(Extracted records)
******************************

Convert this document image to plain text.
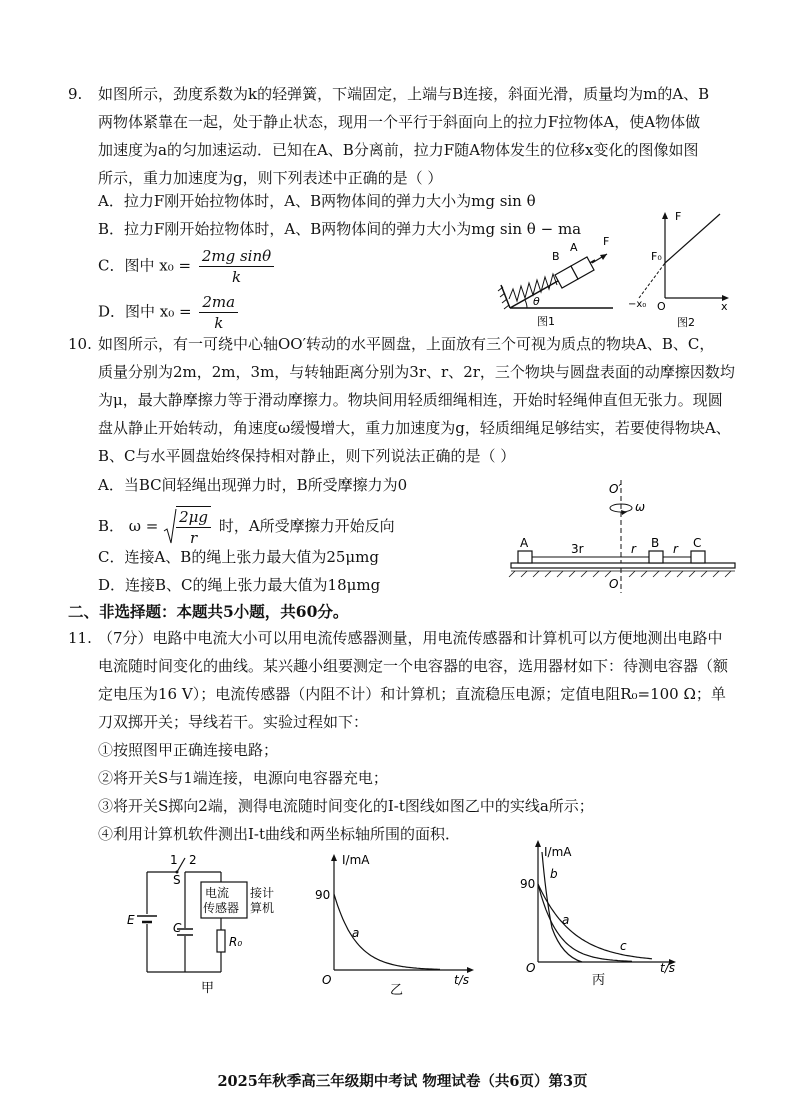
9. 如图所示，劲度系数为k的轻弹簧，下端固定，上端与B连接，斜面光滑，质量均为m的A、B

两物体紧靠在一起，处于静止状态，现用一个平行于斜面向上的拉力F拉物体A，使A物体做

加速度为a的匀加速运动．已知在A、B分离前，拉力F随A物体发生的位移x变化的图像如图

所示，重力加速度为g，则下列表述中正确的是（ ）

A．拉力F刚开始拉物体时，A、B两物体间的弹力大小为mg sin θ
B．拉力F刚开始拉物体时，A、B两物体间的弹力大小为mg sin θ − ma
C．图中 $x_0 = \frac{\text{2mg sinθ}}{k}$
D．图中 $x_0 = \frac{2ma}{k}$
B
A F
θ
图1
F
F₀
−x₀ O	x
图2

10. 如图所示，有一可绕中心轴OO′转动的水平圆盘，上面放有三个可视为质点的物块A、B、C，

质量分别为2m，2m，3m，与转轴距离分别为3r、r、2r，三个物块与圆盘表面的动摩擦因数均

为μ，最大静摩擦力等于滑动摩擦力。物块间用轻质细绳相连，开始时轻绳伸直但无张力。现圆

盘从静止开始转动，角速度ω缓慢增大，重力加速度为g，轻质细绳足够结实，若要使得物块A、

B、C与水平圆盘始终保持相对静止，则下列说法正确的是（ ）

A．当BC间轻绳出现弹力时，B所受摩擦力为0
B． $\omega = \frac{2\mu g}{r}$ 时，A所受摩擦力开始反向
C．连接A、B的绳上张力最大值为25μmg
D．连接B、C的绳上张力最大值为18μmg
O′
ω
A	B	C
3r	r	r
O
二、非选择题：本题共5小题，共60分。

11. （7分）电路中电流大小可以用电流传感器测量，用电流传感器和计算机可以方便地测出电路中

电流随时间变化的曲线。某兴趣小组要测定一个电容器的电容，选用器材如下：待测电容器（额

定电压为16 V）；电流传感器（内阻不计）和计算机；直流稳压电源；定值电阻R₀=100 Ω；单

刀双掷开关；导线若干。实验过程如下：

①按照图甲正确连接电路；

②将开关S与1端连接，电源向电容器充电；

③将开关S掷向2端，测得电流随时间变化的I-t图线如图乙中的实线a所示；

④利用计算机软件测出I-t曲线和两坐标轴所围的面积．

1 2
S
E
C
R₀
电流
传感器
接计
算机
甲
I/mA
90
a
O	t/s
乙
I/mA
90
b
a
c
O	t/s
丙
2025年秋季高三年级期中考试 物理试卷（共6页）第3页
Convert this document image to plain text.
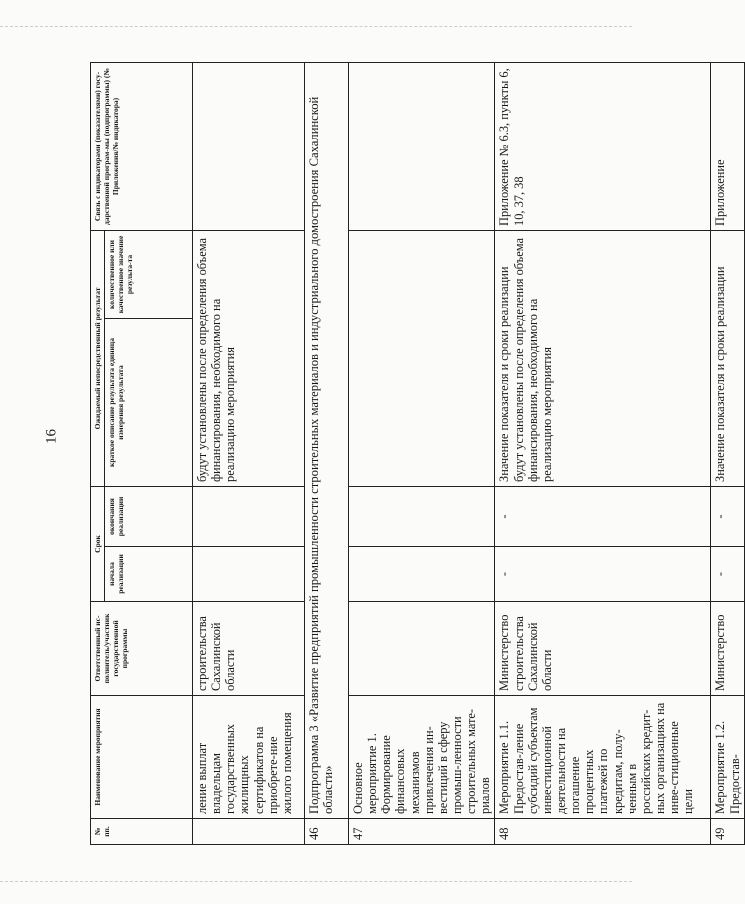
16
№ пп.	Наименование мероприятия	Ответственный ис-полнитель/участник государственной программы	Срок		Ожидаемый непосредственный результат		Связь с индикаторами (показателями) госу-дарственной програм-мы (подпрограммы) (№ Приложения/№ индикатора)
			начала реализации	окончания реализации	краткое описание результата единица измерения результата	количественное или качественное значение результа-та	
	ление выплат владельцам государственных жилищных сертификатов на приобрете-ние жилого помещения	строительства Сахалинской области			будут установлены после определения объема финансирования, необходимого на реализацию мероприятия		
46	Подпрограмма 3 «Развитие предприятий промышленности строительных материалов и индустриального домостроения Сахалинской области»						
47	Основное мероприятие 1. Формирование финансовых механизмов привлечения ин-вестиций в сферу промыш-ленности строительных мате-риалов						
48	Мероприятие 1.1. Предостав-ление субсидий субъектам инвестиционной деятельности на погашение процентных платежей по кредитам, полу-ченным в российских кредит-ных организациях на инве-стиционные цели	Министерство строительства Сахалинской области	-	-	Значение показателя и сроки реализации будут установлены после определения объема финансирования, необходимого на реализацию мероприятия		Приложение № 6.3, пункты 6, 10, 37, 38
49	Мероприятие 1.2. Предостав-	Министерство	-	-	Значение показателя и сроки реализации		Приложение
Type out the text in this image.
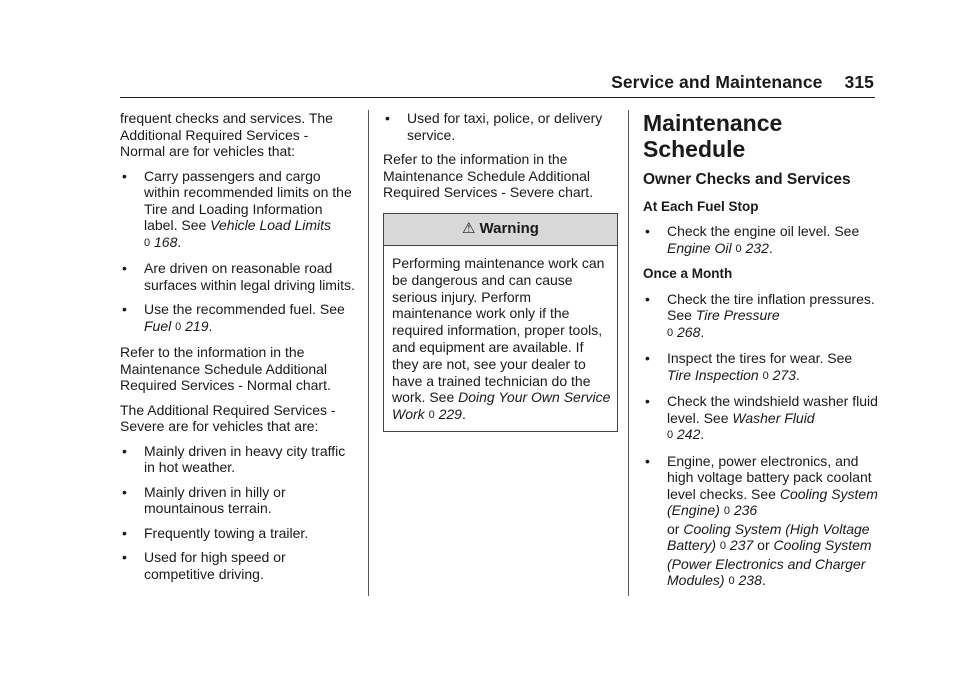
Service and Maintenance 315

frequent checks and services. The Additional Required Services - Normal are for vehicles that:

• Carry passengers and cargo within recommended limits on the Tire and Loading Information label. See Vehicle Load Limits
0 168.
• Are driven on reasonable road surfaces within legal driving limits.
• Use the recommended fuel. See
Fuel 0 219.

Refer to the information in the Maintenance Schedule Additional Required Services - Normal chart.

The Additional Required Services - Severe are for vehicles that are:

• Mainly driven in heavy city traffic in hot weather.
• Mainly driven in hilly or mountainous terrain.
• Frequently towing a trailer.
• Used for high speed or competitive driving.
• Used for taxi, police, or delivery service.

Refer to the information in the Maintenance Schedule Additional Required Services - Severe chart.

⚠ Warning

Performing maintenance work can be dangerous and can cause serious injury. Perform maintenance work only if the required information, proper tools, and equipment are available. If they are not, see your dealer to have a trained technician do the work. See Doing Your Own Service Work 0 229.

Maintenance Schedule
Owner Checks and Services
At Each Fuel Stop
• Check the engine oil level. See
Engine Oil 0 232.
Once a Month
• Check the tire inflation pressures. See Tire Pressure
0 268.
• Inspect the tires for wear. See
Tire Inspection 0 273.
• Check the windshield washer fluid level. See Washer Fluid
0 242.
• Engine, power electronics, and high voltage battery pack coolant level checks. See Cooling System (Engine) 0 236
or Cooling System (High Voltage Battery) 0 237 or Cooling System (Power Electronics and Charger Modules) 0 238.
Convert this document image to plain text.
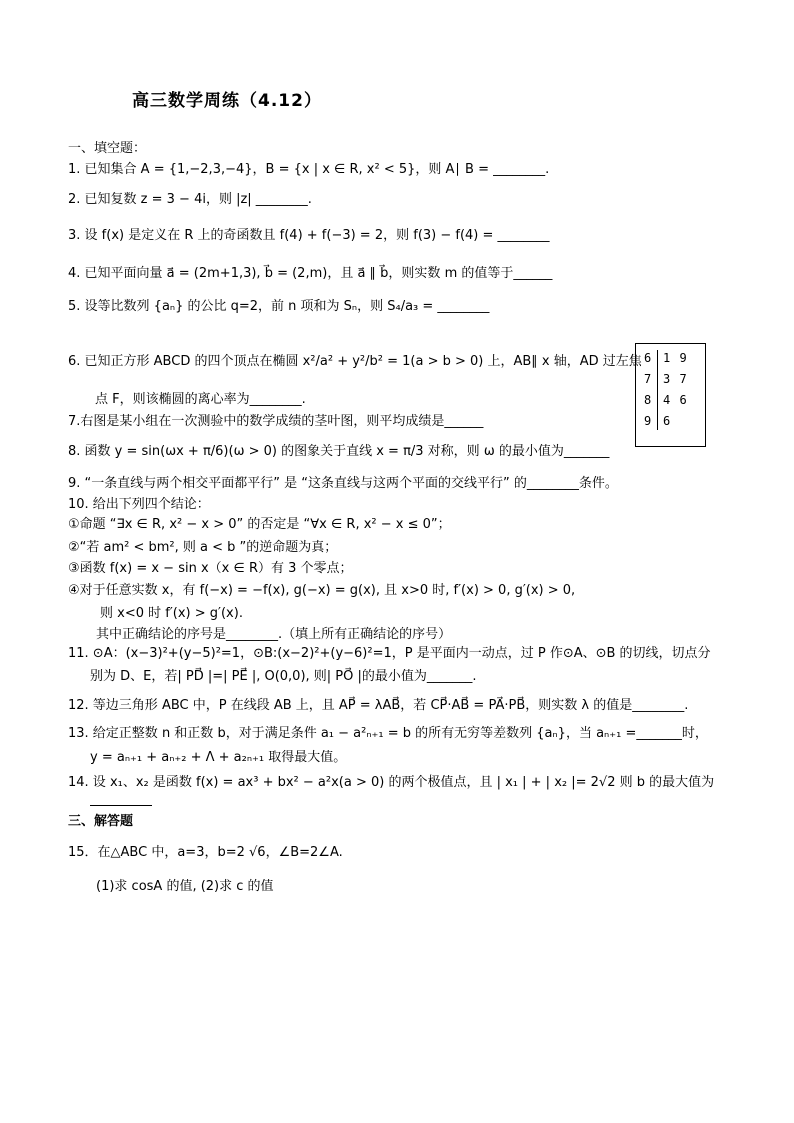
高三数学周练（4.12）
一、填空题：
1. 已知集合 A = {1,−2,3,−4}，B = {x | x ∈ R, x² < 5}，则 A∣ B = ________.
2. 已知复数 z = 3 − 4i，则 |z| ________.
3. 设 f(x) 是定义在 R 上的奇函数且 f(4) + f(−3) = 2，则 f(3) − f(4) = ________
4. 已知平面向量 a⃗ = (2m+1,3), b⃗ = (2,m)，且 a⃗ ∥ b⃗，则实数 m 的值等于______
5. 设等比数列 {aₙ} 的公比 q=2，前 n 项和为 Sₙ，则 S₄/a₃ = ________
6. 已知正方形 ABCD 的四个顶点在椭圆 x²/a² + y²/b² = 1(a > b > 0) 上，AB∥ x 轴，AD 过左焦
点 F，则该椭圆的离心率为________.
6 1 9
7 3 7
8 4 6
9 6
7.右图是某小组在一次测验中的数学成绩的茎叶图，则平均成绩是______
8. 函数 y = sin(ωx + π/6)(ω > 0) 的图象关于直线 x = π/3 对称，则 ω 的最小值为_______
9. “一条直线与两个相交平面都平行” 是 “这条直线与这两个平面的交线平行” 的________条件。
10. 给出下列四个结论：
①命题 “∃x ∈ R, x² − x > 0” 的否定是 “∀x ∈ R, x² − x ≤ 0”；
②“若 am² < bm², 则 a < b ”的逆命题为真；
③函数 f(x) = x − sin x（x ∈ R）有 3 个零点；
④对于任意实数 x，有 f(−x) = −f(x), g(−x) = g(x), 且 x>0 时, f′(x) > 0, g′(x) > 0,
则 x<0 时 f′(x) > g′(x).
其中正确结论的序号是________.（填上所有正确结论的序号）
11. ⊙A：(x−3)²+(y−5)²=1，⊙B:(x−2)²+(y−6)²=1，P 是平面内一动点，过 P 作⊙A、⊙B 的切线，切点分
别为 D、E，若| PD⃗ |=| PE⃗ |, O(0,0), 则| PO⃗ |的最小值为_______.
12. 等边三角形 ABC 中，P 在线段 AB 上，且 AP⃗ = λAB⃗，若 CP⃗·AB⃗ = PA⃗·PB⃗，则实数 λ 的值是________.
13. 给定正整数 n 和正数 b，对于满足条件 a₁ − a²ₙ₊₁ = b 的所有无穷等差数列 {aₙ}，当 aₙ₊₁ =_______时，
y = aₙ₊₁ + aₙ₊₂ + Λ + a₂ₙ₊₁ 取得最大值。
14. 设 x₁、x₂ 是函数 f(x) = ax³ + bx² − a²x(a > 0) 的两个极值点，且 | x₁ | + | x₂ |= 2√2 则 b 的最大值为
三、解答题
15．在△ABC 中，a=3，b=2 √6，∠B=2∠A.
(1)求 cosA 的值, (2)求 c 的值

******************************

- _What you are asked to do_:
Where does the word "driving" appear? Return each line that holds it.

- _Exercise output_:
• Are driven on reasonable road surfaces within legal driving limits.
• Used for high speed or competitive driving.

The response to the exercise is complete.